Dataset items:
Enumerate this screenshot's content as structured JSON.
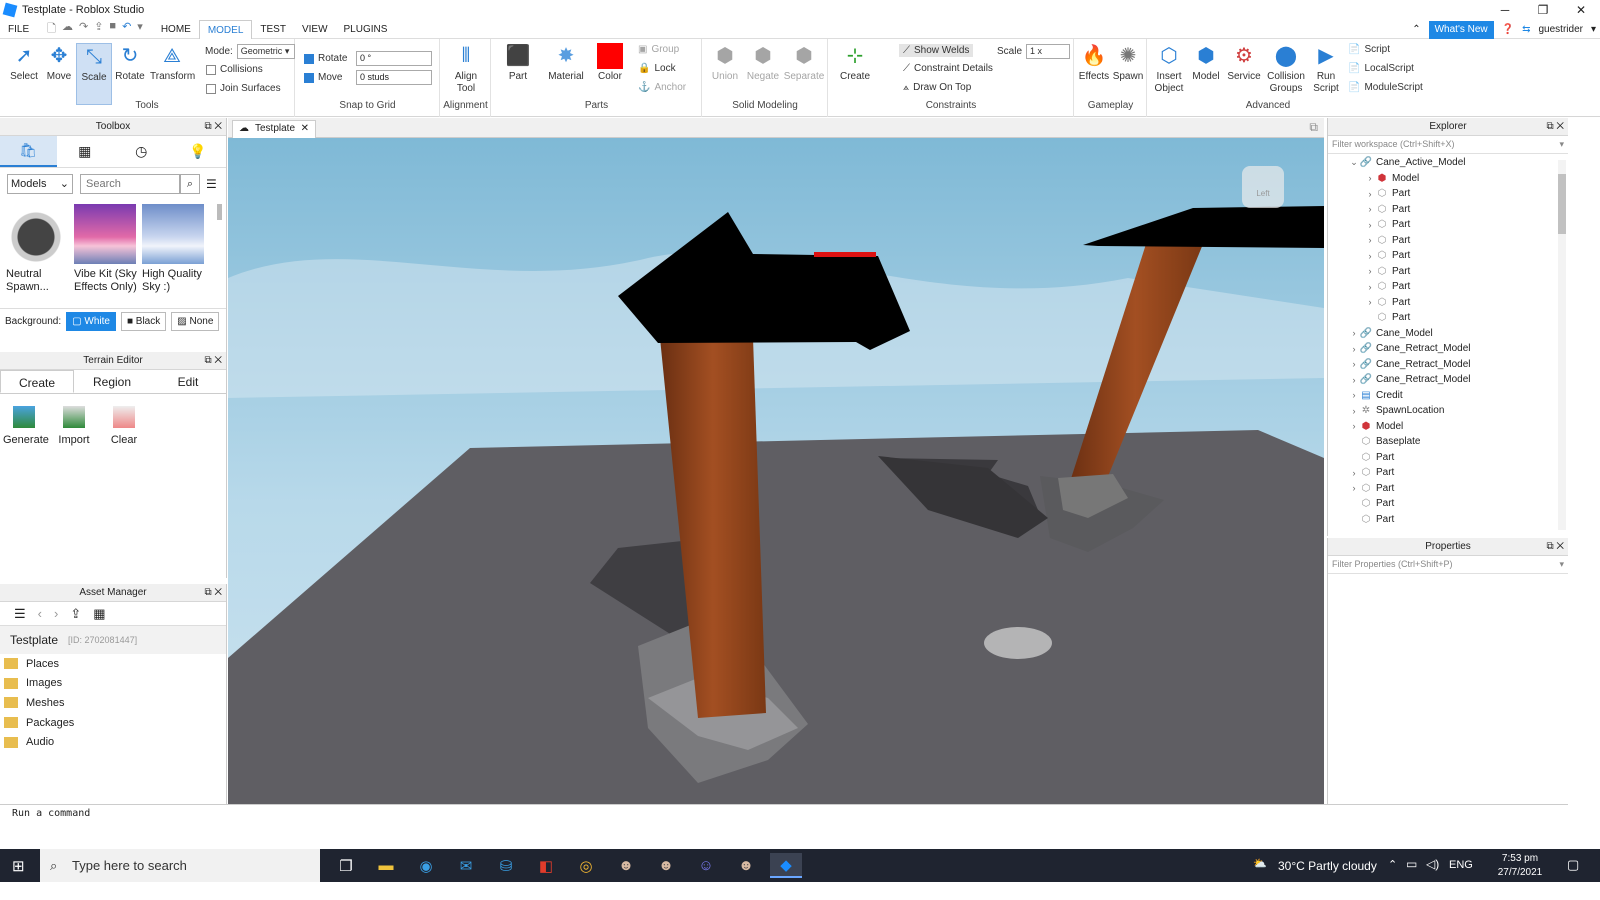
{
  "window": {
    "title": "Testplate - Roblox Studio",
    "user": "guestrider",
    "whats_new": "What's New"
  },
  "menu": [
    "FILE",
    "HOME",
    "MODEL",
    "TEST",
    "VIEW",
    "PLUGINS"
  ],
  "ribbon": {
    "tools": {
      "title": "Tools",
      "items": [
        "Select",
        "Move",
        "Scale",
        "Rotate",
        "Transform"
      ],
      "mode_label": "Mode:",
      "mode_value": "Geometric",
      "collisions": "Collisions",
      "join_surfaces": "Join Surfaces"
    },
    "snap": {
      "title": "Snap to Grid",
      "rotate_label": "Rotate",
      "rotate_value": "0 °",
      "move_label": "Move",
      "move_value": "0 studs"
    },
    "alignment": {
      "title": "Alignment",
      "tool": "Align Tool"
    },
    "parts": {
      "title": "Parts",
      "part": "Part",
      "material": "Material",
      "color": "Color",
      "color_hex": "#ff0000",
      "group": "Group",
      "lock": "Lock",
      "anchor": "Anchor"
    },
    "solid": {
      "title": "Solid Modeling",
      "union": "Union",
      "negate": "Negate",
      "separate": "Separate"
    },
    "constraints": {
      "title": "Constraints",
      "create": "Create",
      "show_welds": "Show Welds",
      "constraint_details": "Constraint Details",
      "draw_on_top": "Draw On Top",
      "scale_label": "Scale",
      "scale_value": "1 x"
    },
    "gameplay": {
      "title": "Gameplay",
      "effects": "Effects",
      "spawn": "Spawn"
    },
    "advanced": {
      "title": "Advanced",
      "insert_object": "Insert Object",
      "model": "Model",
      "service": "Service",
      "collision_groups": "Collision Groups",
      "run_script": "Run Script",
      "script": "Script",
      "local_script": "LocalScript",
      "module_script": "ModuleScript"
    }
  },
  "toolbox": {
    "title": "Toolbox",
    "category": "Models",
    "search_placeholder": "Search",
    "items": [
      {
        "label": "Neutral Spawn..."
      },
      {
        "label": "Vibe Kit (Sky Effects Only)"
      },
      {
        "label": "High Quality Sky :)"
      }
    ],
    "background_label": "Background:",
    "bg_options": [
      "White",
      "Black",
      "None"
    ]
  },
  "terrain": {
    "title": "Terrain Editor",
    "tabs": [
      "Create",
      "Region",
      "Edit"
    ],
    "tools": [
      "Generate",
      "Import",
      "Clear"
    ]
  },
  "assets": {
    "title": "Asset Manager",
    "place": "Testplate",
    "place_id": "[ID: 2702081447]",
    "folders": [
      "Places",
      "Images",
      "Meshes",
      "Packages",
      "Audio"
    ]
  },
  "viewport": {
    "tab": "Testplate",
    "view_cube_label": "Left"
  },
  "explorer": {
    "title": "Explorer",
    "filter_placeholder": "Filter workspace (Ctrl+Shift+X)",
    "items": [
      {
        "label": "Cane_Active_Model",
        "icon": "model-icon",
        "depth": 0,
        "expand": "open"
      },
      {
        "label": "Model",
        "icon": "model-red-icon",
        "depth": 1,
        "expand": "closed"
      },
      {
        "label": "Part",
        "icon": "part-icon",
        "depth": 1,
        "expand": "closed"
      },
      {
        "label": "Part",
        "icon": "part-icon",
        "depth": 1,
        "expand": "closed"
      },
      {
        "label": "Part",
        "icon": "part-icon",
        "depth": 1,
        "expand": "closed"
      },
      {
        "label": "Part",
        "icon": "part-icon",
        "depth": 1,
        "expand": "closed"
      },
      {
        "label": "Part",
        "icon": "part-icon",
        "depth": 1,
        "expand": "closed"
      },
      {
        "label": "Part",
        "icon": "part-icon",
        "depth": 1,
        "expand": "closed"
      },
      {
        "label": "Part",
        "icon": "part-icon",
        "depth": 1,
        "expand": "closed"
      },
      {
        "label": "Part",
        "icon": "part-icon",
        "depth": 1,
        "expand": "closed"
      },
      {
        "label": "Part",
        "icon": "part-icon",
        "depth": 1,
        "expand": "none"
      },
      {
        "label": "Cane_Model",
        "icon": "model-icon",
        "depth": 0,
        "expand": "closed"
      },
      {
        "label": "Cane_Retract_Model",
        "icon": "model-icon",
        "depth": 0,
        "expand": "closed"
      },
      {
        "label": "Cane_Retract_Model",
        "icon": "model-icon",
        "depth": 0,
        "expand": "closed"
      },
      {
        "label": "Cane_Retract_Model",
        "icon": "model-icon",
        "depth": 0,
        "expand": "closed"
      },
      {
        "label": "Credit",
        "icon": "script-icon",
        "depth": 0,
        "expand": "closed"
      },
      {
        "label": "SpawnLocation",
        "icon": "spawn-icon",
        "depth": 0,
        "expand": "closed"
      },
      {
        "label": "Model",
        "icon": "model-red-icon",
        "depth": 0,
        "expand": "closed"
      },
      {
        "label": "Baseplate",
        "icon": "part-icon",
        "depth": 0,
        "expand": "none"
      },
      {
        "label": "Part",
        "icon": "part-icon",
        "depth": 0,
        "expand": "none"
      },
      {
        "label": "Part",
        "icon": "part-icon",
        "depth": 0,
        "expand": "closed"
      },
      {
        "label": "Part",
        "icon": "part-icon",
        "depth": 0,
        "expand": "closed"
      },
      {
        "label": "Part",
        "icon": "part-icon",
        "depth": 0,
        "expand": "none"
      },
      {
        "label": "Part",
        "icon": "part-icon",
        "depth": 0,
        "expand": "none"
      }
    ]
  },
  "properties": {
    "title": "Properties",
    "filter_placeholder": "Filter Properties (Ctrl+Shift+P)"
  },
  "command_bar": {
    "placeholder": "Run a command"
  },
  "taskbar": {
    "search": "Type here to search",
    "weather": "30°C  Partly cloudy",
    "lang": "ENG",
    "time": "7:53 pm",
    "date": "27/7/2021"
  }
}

▸ **Given problem**
Every entry above is to be set down exactly; the pictures are to be left out.

▸ **Reply**
Enumerate this screenshot's content as structured JSON.
{
  "window": {
    "title": "Testplate - Roblox Studio",
    "user": "guestrider",
    "whats_new": "What's New"
  },
  "menu": [
    "FILE",
    "HOME",
    "MODEL",
    "TEST",
    "VIEW",
    "PLUGINS"
  ],
  "ribbon": {
    "tools": {
      "title": "Tools",
      "items": [
        "Select",
        "Move",
        "Scale",
        "Rotate",
        "Transform"
      ],
      "mode_label": "Mode:",
      "mode_value": "Geometric",
      "collisions": "Collisions",
      "join_surfaces": "Join Surfaces"
    },
    "snap": {
      "title": "Snap to Grid",
      "rotate_label": "Rotate",
      "rotate_value": "0 °",
      "move_label": "Move",
      "move_value": "0 studs"
    },
    "alignment": {
      "title": "Alignment",
      "tool": "Align Tool"
    },
    "parts": {
      "title": "Parts",
      "part": "Part",
      "material": "Material",
      "color": "Color",
      "color_hex": "#ff0000",
      "group": "Group",
      "lock": "Lock",
      "anchor": "Anchor"
    },
    "solid": {
      "title": "Solid Modeling",
      "union": "Union",
      "negate": "Negate",
      "separate": "Separate"
    },
    "constraints": {
      "title": "Constraints",
      "create": "Create",
      "show_welds": "Show Welds",
      "constraint_details": "Constraint Details",
      "draw_on_top": "Draw On Top",
      "scale_label": "Scale",
      "scale_value": "1 x"
    },
    "gameplay": {
      "title": "Gameplay",
      "effects": "Effects",
      "spawn": "Spawn"
    },
    "advanced": {
      "title": "Advanced",
      "insert_object": "Insert Object",
      "model": "Model",
      "service": "Service",
      "collision_groups": "Collision Groups",
      "run_script": "Run Script",
      "script": "Script",
      "local_script": "LocalScript",
      "module_script": "ModuleScript"
    }
  },
  "toolbox": {
    "title": "Toolbox",
    "category": "Models",
    "search_placeholder": "Search",
    "items": [
      {
        "label": "Neutral Spawn..."
      },
      {
        "label": "Vibe Kit (Sky Effects Only)"
      },
      {
        "label": "High Quality Sky :)"
      }
    ],
    "background_label": "Background:",
    "bg_options": [
      "White",
      "Black",
      "None"
    ]
  },
  "terrain": {
    "title": "Terrain Editor",
    "tabs": [
      "Create",
      "Region",
      "Edit"
    ],
    "tools": [
      "Generate",
      "Import",
      "Clear"
    ]
  },
  "assets": {
    "title": "Asset Manager",
    "place": "Testplate",
    "place_id": "[ID: 2702081447]",
    "folders": [
      "Places",
      "Images",
      "Meshes",
      "Packages",
      "Audio"
    ]
  },
  "viewport": {
    "tab": "Testplate",
    "view_cube_label": "Left"
  },
  "explorer": {
    "title": "Explorer",
    "filter_placeholder": "Filter workspace (Ctrl+Shift+X)",
    "items": [
      {
        "label": "Cane_Active_Model",
        "icon": "model-icon",
        "depth": 0,
        "expand": "open"
      },
      {
        "label": "Model",
        "icon": "model-red-icon",
        "depth": 1,
        "expand": "closed"
      },
      {
        "label": "Part",
        "icon": "part-icon",
        "depth": 1,
        "expand": "closed"
      },
      {
        "label": "Part",
        "icon": "part-icon",
        "depth": 1,
        "expand": "closed"
      },
      {
        "label": "Part",
        "icon": "part-icon",
        "depth": 1,
        "expand": "closed"
      },
      {
        "label": "Part",
        "icon": "part-icon",
        "depth": 1,
        "expand": "closed"
      },
      {
        "label": "Part",
        "icon": "part-icon",
        "depth": 1,
        "expand": "closed"
      },
      {
        "label": "Part",
        "icon": "part-icon",
        "depth": 1,
        "expand": "closed"
      },
      {
        "label": "Part",
        "icon": "part-icon",
        "depth": 1,
        "expand": "closed"
      },
      {
        "label": "Part",
        "icon": "part-icon",
        "depth": 1,
        "expand": "closed"
      },
      {
        "label": "Part",
        "icon": "part-icon",
        "depth": 1,
        "expand": "none"
      },
      {
        "label": "Cane_Model",
        "icon": "model-icon",
        "depth": 0,
        "expand": "closed"
      },
      {
        "label": "Cane_Retract_Model",
        "icon": "model-icon",
        "depth": 0,
        "expand": "closed"
      },
      {
        "label": "Cane_Retract_Model",
        "icon": "model-icon",
        "depth": 0,
        "expand": "closed"
      },
      {
        "label": "Cane_Retract_Model",
        "icon": "model-icon",
        "depth": 0,
        "expand": "closed"
      },
      {
        "label": "Credit",
        "icon": "script-icon",
        "depth": 0,
        "expand": "closed"
      },
      {
        "label": "SpawnLocation",
        "icon": "spawn-icon",
        "depth": 0,
        "expand": "closed"
      },
      {
        "label": "Model",
        "icon": "model-red-icon",
        "depth": 0,
        "expand": "closed"
      },
      {
        "label": "Baseplate",
        "icon": "part-icon",
        "depth": 0,
        "expand": "none"
      },
      {
        "label": "Part",
        "icon": "part-icon",
        "depth": 0,
        "expand": "none"
      },
      {
        "label": "Part",
        "icon": "part-icon",
        "depth": 0,
        "expand": "closed"
      },
      {
        "label": "Part",
        "icon": "part-icon",
        "depth": 0,
        "expand": "closed"
      },
      {
        "label": "Part",
        "icon": "part-icon",
        "depth": 0,
        "expand": "none"
      },
      {
        "label": "Part",
        "icon": "part-icon",
        "depth": 0,
        "expand": "none"
      }
    ]
  },
  "properties": {
    "title": "Properties",
    "filter_placeholder": "Filter Properties (Ctrl+Shift+P)"
  },
  "command_bar": {
    "placeholder": "Run a command"
  },
  "taskbar": {
    "search": "Type here to search",
    "weather": "30°C  Partly cloudy",
    "lang": "ENG",
    "time": "7:53 pm",
    "date": "27/7/2021"
  }
}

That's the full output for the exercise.